EXERCISE: Count how many lines have the word "defekt" in them. Reply with that number by itself.
• • •
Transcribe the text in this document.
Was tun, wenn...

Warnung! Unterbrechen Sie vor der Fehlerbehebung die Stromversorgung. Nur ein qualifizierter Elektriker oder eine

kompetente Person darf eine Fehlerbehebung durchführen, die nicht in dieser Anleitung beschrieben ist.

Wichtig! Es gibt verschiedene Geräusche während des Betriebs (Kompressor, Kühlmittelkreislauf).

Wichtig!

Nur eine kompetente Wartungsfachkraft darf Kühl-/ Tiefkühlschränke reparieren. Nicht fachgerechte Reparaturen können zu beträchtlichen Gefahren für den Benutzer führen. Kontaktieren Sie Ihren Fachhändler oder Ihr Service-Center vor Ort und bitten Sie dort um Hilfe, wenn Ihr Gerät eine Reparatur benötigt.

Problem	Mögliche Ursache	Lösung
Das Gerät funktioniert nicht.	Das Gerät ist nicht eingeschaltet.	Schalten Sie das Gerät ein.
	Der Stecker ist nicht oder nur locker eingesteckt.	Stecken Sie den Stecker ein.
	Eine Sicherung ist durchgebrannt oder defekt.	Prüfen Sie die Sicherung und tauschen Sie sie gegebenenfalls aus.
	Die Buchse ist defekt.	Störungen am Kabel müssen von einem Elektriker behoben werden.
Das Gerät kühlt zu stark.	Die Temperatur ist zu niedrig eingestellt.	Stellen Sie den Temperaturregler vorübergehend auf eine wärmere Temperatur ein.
• • •
RESULT: 2